* [EXERCISE GOAL]:
Print all the entries verbatim.

— START —

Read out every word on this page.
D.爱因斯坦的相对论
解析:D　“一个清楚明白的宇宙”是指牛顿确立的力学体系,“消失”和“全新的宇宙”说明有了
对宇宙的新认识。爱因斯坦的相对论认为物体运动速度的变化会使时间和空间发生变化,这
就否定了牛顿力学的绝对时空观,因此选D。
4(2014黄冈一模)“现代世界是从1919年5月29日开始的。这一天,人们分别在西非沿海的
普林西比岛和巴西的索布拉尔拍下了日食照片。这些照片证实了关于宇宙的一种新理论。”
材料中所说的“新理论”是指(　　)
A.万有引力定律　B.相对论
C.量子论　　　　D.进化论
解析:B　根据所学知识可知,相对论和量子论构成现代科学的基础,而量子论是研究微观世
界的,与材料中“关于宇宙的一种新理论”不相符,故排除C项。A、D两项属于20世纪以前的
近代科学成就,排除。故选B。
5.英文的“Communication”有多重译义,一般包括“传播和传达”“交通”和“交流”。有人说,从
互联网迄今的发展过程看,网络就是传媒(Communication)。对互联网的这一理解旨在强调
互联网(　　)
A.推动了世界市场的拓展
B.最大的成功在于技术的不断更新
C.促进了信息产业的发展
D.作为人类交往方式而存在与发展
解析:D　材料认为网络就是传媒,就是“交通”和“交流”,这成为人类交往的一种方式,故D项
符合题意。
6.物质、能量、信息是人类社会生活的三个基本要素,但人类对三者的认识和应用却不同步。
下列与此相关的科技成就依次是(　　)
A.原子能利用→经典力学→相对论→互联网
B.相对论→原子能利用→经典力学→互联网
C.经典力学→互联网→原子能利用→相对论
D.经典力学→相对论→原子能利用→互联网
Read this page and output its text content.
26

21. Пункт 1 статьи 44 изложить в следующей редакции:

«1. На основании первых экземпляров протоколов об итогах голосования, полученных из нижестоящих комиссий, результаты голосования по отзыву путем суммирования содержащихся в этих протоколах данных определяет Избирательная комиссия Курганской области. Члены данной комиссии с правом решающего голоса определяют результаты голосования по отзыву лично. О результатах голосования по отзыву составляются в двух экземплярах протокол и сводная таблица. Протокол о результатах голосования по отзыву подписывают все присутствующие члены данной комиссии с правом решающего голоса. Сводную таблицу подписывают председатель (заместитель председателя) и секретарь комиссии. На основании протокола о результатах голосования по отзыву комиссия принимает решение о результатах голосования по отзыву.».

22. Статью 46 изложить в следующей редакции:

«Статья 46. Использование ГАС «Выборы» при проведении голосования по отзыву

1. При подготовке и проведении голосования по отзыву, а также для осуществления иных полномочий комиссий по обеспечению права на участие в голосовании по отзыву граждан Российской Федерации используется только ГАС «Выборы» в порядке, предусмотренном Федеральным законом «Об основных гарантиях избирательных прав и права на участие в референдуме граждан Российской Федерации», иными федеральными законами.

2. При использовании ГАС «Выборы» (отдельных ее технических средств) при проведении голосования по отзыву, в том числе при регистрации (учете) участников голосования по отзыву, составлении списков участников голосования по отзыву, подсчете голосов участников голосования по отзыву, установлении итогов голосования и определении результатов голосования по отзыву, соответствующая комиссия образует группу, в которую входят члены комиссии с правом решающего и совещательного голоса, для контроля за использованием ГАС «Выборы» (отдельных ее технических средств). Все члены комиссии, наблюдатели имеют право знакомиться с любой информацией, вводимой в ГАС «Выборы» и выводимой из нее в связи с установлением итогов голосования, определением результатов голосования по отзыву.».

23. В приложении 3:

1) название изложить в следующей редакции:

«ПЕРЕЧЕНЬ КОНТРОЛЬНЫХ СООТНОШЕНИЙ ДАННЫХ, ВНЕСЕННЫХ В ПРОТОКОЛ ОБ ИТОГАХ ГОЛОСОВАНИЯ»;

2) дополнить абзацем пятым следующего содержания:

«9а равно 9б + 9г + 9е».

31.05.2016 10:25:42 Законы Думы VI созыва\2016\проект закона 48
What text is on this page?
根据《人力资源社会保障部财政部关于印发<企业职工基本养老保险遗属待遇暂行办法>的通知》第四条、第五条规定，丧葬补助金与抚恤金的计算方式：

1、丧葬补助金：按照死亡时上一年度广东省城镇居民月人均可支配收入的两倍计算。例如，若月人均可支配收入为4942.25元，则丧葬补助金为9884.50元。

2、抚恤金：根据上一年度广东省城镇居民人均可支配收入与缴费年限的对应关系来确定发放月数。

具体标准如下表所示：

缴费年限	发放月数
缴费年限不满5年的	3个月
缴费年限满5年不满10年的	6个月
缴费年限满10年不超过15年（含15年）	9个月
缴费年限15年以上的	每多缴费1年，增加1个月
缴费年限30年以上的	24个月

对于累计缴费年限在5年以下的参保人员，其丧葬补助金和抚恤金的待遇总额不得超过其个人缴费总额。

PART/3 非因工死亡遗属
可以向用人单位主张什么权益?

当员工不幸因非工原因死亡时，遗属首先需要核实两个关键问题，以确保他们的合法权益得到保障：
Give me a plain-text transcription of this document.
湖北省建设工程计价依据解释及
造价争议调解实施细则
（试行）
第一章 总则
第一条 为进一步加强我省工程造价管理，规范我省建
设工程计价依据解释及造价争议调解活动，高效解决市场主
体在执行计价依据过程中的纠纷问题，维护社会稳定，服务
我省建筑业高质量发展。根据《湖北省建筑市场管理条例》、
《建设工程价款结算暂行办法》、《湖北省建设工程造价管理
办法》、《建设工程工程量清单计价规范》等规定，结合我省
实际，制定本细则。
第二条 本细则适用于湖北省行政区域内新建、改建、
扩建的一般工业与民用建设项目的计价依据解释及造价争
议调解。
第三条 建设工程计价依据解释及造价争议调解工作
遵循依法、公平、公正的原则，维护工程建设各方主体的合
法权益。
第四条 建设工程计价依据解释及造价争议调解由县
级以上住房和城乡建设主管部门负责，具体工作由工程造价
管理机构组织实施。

— END —

* [WORKED SOLUTION]:
Read out every word on this page.
D.爱因斯坦的相对论
解析:D　“一个清楚明白的宇宙”是指牛顿确立的力学体系,“消失”和“全新的宇宙”说明有了
对宇宙的新认识。爱因斯坦的相对论认为物体运动速度的变化会使时间和空间发生变化,这
就否定了牛顿力学的绝对时空观,因此选D。
4(2014黄冈一模)“现代世界是从1919年5月29日开始的。这一天,人们分别在西非沿海的
普林西比岛和巴西的索布拉尔拍下了日食照片。这些照片证实了关于宇宙的一种新理论。”
材料中所说的“新理论”是指(　　)
A.万有引力定律　B.相对论
C.量子论　　　　D.进化论
解析:B　根据所学知识可知,相对论和量子论构成现代科学的基础,而量子论是研究微观世
界的,与材料中“关于宇宙的一种新理论”不相符,故排除C项。A、D两项属于20世纪以前的
近代科学成就,排除。故选B。
5.英文的“Communication”有多重译义,一般包括“传播和传达”“交通”和“交流”。有人说,从
互联网迄今的发展过程看,网络就是传媒(Communication)。对互联网的这一理解旨在强调
互联网(　　)
A.推动了世界市场的拓展
B.最大的成功在于技术的不断更新
C.促进了信息产业的发展
D.作为人类交往方式而存在与发展
解析:D　材料认为网络就是传媒,就是“交通”和“交流”,这成为人类交往的一种方式,故D项
符合题意。
6.物质、能量、信息是人类社会生活的三个基本要素,但人类对三者的认识和应用却不同步。
下列与此相关的科技成就依次是(　　)
A.原子能利用→经典力学→相对论→互联网
B.相对论→原子能利用→经典力学→互联网
C.经典力学→互联网→原子能利用→相对论
D.经典力学→相对论→原子能利用→互联网
Read this page and output its text content.
26

21. Пункт 1 статьи 44 изложить в следующей редакции:

«1. На основании первых экземпляров протоколов об итогах голосования, полученных из нижестоящих комиссий, результаты голосования по отзыву путем суммирования содержащихся в этих протоколах данных определяет Избирательная комиссия Курганской области. Члены данной комиссии с правом решающего голоса определяют результаты голосования по отзыву лично. О результатах голосования по отзыву составляются в двух экземплярах протокол и сводная таблица. Протокол о результатах голосования по отзыву подписывают все присутствующие члены данной комиссии с правом решающего голоса. Сводную таблицу подписывают председатель (заместитель председателя) и секретарь комиссии. На основании протокола о результатах голосования по отзыву комиссия принимает решение о результатах голосования по отзыву.».

22. Статью 46 изложить в следующей редакции:

«Статья 46. Использование ГАС «Выборы» при проведении голосования по отзыву

1. При подготовке и проведении голосования по отзыву, а также для осуществления иных полномочий комиссий по обеспечению права на участие в голосовании по отзыву граждан Российской Федерации используется только ГАС «Выборы» в порядке, предусмотренном Федеральным законом «Об основных гарантиях избирательных прав и права на участие в референдуме граждан Российской Федерации», иными федеральными законами.

2. При использовании ГАС «Выборы» (отдельных ее технических средств) при проведении голосования по отзыву, в том числе при регистрации (учете) участников голосования по отзыву, составлении списков участников голосования по отзыву, подсчете голосов участников голосования по отзыву, установлении итогов голосования и определении результатов голосования по отзыву, соответствующая комиссия образует группу, в которую входят члены комиссии с правом решающего и совещательного голоса, для контроля за использованием ГАС «Выборы» (отдельных ее технических средств). Все члены комиссии, наблюдатели имеют право знакомиться с любой информацией, вводимой в ГАС «Выборы» и выводимой из нее в связи с установлением итогов голосования, определением результатов голосования по отзыву.».

23. В приложении 3:

1) название изложить в следующей редакции:

«ПЕРЕЧЕНЬ КОНТРОЛЬНЫХ СООТНОШЕНИЙ ДАННЫХ, ВНЕСЕННЫХ В ПРОТОКОЛ ОБ ИТОГАХ ГОЛОСОВАНИЯ»;

2) дополнить абзацем пятым следующего содержания:

«9а равно 9б + 9г + 9е».

31.05.2016 10:25:42 Законы Думы VI созыва\2016\проект закона 48
What text is on this page?
根据《人力资源社会保障部财政部关于印发<企业职工基本养老保险遗属待遇暂行办法>的通知》第四条、第五条规定，丧葬补助金与抚恤金的计算方式：

1、丧葬补助金：按照死亡时上一年度广东省城镇居民月人均可支配收入的两倍计算。例如，若月人均可支配收入为4942.25元，则丧葬补助金为9884.50元。

2、抚恤金：根据上一年度广东省城镇居民人均可支配收入与缴费年限的对应关系来确定发放月数。

具体标准如下表所示：

缴费年限	发放月数
缴费年限不满5年的	3个月
缴费年限满5年不满10年的	6个月
缴费年限满10年不超过15年（含15年）	9个月
缴费年限15年以上的	每多缴费1年，增加1个月
缴费年限30年以上的	24个月

对于累计缴费年限在5年以下的参保人员，其丧葬补助金和抚恤金的待遇总额不得超过其个人缴费总额。

PART/3 非因工死亡遗属
可以向用人单位主张什么权益?

当员工不幸因非工原因死亡时，遗属首先需要核实两个关键问题，以确保他们的合法权益得到保障：
Give me a plain-text transcription of this document.
湖北省建设工程计价依据解释及
造价争议调解实施细则
（试行）
第一章 总则
第一条 为进一步加强我省工程造价管理，规范我省建
设工程计价依据解释及造价争议调解活动，高效解决市场主
体在执行计价依据过程中的纠纷问题，维护社会稳定，服务
我省建筑业高质量发展。根据《湖北省建筑市场管理条例》、
《建设工程价款结算暂行办法》、《湖北省建设工程造价管理
办法》、《建设工程工程量清单计价规范》等规定，结合我省
实际，制定本细则。
第二条 本细则适用于湖北省行政区域内新建、改建、
扩建的一般工业与民用建设项目的计价依据解释及造价争
议调解。
第三条 建设工程计价依据解释及造价争议调解工作
遵循依法、公平、公正的原则，维护工程建设各方主体的合
法权益。
第四条 建设工程计价依据解释及造价争议调解由县
级以上住房和城乡建设主管部门负责，具体工作由工程造价
管理机构组织实施。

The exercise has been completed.